[Start of Recorded data]

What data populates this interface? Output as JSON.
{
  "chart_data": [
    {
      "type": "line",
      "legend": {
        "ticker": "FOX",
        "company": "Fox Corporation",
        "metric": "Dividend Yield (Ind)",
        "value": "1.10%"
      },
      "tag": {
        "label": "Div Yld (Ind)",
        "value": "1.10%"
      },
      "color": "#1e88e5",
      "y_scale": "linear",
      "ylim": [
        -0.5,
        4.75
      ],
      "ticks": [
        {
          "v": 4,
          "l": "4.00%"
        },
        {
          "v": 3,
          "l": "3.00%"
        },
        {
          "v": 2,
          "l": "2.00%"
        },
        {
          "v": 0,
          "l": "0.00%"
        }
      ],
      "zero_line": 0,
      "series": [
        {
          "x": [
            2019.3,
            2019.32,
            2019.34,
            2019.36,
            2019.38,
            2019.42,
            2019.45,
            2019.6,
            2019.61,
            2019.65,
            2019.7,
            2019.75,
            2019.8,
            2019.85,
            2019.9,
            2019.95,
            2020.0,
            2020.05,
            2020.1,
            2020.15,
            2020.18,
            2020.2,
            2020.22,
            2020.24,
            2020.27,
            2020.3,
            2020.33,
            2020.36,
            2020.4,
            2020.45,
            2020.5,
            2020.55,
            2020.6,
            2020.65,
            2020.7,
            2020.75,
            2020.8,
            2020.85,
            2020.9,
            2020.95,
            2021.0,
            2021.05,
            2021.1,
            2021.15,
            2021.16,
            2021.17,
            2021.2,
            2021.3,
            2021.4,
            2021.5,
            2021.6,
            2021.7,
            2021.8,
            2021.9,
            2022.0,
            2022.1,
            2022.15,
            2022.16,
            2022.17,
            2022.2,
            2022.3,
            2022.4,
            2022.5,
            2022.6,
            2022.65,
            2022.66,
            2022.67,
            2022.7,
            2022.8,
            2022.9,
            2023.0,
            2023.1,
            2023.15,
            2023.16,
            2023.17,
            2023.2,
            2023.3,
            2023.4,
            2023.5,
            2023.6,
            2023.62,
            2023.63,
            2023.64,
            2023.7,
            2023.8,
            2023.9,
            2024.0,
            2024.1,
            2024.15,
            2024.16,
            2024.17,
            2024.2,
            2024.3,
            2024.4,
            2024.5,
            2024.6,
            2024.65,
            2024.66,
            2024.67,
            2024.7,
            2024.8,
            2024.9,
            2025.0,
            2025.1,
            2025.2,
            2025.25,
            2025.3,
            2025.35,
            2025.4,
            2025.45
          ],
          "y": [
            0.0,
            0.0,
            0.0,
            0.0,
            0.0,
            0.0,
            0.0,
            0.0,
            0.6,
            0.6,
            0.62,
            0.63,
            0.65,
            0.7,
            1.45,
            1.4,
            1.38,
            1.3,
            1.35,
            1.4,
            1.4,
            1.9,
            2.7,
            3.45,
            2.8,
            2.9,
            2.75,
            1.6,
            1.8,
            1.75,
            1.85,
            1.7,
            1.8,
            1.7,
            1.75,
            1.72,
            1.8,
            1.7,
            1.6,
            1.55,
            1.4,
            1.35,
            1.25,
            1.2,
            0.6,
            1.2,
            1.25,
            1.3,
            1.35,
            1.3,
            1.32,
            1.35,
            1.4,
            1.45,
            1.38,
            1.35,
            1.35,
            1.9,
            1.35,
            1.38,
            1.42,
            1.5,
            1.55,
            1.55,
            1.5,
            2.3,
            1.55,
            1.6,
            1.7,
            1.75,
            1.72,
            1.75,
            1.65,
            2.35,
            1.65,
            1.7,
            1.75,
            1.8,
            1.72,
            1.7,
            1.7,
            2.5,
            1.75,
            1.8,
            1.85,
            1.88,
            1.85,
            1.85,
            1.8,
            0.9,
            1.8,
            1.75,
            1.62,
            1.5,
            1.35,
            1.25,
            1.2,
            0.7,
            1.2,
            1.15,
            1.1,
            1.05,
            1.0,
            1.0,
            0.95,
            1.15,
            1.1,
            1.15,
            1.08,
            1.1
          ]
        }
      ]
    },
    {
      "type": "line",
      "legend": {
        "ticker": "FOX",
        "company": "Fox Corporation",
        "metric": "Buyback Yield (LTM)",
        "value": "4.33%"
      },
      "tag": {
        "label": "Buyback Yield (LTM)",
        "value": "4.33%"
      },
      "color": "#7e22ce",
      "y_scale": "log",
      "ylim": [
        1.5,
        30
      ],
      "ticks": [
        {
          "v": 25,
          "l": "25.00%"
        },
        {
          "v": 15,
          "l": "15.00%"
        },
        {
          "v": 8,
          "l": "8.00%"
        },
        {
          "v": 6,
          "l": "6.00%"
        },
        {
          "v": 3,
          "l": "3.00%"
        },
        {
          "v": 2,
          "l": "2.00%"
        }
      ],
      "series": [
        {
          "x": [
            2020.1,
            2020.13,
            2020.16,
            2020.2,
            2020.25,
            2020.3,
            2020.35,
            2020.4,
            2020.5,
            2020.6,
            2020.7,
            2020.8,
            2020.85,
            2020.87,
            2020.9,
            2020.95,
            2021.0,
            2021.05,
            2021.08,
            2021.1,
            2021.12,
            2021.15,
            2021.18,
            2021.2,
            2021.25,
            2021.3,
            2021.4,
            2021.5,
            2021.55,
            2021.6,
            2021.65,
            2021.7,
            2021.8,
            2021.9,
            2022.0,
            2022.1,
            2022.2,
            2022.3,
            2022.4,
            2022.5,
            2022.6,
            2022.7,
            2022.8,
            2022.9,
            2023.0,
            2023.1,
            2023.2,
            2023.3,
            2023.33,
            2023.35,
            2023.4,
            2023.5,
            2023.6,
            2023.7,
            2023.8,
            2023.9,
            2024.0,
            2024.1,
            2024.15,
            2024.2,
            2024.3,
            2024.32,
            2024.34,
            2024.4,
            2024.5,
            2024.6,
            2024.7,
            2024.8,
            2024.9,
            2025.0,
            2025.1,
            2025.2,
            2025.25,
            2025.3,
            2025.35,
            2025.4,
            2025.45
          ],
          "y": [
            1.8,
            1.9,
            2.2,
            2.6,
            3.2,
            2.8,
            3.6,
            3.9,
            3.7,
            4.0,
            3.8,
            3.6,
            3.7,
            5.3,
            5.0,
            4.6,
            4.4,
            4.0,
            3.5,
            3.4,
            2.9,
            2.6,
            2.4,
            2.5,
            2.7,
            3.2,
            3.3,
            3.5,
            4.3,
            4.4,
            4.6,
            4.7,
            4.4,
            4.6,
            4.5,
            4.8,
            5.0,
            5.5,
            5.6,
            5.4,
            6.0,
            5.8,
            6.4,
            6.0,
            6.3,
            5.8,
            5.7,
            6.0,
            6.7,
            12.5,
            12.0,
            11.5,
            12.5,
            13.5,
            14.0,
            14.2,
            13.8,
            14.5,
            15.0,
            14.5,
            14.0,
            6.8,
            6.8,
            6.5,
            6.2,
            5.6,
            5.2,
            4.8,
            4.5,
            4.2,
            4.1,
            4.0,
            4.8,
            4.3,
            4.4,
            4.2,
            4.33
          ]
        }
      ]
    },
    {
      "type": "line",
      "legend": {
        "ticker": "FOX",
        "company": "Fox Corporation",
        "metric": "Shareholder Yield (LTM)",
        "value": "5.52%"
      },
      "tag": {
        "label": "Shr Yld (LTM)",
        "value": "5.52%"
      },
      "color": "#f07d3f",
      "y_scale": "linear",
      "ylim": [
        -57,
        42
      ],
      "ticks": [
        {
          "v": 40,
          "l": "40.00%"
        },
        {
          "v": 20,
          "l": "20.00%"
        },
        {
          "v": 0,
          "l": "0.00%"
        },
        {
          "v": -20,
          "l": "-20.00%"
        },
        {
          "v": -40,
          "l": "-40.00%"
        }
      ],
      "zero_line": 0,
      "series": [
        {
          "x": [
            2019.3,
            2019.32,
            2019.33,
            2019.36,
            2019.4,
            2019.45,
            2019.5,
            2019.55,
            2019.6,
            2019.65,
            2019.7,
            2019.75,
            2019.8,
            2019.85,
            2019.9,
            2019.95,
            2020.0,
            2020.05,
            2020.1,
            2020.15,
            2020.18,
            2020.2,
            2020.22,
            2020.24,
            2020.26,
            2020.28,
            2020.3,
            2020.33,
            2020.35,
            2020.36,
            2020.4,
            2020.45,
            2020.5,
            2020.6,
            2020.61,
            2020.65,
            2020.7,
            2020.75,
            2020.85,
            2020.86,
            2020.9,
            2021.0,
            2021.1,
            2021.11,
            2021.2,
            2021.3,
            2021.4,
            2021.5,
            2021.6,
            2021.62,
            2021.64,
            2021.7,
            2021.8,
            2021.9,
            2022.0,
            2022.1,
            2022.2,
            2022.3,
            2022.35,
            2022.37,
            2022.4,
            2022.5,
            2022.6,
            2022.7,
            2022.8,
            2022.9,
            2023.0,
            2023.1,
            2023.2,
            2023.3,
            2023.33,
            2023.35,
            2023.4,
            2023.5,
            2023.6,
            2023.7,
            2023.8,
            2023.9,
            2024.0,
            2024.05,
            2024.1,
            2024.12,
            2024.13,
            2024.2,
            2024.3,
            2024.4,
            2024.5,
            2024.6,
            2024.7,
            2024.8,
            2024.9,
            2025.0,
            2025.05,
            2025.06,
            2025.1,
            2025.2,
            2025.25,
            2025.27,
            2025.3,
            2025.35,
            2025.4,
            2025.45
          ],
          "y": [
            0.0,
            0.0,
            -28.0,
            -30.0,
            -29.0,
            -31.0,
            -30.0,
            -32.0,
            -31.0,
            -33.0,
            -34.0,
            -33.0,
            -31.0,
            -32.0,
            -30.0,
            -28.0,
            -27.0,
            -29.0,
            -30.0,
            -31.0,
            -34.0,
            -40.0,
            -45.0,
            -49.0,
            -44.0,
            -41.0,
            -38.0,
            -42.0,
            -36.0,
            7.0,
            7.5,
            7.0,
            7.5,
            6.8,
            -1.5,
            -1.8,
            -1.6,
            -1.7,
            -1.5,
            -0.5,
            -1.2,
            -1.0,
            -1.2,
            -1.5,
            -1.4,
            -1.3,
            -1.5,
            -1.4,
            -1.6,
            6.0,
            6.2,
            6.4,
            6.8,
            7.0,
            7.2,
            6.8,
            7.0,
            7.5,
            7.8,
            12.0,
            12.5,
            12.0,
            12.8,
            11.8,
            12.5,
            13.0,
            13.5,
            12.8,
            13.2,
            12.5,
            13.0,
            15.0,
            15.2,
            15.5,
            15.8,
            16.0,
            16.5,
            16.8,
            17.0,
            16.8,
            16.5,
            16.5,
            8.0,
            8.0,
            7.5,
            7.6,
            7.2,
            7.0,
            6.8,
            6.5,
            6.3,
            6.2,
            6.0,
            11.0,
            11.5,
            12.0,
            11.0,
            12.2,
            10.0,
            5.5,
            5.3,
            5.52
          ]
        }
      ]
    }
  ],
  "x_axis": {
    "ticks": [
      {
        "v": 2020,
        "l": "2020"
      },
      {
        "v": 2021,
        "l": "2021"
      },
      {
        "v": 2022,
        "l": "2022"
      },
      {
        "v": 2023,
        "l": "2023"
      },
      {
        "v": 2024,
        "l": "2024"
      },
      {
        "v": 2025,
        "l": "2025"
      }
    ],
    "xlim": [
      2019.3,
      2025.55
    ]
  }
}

[End of Recorded data]

What to do
From the material above, gather all lines that include the string "color" and copy them.

Task result
      "color": "#1e88e5",
      "color": "#7e22ce",
      "color": "#f07d3f",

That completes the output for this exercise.